** START **
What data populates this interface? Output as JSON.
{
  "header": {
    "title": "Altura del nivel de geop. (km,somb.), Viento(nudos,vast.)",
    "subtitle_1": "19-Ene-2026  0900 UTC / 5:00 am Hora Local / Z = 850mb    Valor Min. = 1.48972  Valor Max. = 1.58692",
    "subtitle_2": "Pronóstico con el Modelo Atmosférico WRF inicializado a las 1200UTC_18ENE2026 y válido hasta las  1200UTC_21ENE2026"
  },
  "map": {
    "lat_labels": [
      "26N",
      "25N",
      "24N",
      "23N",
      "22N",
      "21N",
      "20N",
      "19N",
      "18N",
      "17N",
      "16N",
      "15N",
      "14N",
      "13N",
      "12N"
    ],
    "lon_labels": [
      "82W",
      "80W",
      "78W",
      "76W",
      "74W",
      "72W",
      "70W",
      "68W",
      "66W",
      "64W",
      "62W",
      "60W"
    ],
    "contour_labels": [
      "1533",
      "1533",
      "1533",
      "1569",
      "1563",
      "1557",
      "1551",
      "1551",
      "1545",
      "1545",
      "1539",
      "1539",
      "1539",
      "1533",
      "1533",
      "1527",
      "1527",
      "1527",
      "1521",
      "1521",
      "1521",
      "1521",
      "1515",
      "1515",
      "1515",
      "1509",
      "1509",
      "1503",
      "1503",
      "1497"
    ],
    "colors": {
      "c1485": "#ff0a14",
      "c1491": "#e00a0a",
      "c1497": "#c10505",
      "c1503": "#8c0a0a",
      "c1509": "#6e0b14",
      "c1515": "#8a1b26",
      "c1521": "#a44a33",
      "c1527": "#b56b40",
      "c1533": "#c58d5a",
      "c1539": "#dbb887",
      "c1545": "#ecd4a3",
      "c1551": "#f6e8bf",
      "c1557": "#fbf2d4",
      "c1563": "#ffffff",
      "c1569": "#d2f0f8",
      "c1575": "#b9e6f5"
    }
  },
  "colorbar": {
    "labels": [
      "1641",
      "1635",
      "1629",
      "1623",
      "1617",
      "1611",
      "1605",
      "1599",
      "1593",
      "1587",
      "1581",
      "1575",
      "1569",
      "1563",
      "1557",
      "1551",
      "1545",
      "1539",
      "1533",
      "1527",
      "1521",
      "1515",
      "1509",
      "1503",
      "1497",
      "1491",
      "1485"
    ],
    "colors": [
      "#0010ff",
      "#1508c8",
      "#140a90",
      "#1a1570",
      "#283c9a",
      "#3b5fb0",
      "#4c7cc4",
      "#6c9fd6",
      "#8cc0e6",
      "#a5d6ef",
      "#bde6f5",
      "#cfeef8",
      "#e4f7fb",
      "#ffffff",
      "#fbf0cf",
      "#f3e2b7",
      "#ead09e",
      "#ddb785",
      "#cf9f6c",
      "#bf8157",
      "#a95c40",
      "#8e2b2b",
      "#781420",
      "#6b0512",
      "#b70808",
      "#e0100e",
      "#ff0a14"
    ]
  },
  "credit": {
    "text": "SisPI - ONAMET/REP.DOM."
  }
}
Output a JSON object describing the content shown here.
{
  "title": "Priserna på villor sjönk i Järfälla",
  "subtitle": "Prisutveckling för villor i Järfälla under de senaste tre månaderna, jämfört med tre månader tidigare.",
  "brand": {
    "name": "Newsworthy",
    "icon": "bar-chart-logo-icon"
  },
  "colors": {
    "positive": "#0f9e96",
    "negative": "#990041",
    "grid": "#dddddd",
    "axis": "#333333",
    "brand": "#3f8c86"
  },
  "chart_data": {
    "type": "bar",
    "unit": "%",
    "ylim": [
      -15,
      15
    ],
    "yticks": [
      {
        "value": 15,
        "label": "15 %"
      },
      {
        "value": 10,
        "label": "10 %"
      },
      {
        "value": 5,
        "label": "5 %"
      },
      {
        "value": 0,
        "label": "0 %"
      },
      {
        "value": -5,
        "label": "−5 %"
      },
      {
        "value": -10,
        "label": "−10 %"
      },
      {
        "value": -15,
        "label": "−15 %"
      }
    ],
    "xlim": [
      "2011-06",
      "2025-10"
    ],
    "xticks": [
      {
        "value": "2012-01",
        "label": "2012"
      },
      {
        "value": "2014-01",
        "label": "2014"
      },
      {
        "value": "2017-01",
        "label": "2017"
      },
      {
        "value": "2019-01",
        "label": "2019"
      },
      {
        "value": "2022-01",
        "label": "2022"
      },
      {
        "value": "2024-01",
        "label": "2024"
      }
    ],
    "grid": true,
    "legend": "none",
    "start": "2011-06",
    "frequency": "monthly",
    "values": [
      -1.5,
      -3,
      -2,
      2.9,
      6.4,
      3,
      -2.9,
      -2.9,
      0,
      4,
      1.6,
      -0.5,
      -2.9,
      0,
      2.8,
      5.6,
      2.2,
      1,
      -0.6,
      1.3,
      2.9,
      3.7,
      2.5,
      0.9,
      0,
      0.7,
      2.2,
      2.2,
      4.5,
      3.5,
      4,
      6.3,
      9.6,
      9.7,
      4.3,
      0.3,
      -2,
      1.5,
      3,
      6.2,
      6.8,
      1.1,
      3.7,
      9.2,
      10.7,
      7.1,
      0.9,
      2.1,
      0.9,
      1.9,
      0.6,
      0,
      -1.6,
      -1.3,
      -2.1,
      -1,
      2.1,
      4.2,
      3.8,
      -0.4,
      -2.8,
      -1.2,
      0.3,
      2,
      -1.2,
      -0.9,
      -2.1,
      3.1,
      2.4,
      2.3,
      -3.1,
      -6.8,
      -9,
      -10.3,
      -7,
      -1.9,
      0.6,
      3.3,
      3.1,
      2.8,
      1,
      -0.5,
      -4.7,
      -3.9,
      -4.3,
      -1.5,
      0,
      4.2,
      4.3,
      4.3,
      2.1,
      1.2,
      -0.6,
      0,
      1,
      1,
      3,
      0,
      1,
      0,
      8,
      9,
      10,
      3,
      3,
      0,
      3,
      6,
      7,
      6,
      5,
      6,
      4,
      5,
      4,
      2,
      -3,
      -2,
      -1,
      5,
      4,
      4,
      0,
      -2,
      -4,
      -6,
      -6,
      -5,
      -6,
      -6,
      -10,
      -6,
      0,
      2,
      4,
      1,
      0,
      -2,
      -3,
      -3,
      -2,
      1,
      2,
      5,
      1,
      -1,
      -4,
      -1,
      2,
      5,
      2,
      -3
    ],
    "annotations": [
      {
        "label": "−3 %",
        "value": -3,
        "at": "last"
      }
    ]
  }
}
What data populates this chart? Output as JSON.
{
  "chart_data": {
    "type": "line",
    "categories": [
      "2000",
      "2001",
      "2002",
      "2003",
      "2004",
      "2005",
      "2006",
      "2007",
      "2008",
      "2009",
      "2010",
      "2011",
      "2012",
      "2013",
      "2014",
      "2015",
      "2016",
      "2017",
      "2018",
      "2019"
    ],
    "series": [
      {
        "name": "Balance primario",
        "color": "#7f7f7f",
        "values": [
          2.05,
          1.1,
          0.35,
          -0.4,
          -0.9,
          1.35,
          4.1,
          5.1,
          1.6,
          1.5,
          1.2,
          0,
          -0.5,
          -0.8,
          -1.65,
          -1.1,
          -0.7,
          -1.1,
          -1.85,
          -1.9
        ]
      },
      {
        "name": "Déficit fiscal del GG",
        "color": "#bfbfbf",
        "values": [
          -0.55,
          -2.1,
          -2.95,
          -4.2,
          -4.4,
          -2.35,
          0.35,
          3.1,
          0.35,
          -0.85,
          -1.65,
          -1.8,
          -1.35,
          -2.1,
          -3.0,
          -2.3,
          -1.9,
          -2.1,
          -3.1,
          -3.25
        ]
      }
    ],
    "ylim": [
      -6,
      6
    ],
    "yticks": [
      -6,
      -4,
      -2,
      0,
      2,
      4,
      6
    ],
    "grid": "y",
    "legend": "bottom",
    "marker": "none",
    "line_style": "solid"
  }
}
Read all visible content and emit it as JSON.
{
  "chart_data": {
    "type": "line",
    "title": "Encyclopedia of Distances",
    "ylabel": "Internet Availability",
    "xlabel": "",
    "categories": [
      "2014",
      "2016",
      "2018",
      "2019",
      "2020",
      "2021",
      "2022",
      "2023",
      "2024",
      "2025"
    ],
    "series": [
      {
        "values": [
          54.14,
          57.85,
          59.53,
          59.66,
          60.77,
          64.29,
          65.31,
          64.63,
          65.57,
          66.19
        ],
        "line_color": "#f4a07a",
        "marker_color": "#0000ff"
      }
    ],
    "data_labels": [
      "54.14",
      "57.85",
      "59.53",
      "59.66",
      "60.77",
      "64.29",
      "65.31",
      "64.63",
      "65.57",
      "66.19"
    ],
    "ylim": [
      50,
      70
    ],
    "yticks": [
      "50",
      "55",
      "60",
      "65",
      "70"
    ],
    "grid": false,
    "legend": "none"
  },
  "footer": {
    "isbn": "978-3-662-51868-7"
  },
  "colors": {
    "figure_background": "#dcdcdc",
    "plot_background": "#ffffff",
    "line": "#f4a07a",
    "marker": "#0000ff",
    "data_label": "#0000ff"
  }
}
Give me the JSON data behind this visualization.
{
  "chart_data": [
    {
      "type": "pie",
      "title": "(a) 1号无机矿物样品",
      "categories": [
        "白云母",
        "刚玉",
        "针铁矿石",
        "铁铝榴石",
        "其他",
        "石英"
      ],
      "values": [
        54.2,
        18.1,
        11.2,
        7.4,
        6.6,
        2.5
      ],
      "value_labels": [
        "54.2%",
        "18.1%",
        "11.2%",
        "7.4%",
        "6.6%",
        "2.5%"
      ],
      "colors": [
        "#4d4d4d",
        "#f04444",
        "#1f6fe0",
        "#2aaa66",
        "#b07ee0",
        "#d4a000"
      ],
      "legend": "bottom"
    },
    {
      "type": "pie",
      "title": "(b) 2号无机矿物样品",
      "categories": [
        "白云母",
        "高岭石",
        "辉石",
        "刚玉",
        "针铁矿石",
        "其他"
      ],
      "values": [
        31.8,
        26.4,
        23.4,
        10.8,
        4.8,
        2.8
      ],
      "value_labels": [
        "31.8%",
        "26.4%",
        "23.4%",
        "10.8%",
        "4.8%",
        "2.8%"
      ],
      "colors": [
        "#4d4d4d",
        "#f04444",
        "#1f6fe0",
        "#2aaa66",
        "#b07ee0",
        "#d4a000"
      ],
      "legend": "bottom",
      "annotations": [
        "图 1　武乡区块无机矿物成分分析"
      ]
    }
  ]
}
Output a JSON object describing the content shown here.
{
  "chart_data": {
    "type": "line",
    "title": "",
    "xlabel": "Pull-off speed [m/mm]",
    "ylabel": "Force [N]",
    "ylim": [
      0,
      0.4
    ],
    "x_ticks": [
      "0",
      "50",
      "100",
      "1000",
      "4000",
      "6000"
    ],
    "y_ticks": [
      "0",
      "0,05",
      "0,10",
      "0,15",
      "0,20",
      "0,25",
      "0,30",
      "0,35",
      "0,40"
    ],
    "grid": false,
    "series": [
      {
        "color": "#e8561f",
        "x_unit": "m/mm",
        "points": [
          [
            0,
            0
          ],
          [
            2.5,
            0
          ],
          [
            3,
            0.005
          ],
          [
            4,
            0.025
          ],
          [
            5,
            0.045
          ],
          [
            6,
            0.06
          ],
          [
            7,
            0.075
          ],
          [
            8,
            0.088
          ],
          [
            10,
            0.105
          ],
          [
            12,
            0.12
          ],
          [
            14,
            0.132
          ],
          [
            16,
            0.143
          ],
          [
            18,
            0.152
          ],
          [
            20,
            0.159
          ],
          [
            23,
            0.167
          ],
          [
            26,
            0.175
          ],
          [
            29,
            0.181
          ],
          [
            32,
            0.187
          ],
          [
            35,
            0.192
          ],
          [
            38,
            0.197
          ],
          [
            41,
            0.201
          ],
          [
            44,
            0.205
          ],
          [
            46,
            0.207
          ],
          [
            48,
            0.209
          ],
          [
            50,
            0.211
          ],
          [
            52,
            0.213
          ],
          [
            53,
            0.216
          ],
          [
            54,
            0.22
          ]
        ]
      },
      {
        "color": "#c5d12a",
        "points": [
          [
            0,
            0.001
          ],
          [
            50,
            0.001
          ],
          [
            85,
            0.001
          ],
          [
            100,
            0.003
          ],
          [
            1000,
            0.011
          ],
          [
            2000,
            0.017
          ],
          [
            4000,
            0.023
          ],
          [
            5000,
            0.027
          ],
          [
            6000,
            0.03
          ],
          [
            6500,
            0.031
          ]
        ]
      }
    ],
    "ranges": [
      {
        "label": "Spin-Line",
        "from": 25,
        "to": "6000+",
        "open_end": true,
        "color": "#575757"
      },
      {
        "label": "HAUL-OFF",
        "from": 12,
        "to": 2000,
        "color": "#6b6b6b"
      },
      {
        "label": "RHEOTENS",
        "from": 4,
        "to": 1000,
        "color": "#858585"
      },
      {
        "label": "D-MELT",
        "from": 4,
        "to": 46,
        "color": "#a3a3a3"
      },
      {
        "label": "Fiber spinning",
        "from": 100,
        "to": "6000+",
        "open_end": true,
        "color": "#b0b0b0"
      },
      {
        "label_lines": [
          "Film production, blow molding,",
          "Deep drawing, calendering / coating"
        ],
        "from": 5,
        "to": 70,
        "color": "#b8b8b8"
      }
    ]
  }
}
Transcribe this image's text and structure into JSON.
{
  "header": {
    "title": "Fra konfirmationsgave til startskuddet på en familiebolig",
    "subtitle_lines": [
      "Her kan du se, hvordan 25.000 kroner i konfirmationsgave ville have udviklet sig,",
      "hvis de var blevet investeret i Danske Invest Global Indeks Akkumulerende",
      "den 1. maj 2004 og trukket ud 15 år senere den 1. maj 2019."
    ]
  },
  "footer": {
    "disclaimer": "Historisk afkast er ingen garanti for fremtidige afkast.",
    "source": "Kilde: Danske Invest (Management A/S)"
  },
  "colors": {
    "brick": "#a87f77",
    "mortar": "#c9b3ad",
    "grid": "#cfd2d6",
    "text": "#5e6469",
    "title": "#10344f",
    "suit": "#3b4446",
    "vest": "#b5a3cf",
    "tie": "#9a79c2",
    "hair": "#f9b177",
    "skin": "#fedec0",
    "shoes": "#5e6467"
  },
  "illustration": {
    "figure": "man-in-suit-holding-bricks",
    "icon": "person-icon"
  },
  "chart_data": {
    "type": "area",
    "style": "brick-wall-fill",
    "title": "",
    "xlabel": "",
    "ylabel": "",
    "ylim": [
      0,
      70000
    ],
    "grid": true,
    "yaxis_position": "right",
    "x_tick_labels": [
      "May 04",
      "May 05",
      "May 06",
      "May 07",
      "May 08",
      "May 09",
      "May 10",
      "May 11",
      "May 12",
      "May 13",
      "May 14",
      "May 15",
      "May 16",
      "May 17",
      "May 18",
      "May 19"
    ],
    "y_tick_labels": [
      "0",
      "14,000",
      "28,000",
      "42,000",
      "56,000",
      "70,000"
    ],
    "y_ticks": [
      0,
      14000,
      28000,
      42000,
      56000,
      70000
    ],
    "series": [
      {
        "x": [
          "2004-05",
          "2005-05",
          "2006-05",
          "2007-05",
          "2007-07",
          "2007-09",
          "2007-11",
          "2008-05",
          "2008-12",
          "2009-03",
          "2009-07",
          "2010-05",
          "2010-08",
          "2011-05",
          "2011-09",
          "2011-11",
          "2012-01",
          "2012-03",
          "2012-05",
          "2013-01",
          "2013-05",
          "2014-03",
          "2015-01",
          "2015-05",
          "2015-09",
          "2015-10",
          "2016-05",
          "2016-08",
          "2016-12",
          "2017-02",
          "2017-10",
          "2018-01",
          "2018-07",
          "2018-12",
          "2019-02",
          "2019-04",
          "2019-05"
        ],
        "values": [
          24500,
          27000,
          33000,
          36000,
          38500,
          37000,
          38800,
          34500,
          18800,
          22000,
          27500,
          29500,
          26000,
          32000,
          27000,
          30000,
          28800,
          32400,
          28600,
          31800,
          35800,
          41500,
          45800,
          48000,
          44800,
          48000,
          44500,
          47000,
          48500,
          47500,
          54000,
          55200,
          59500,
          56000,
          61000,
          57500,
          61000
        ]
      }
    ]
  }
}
** END **
■ WORK INSTRUCTIONS ■
Search the data for "icon" and list every line in which it occurs.

■ WORKED SOLUTION ■
    "icon": "bar-chart-logo-icon"
    "icon": "person-icon"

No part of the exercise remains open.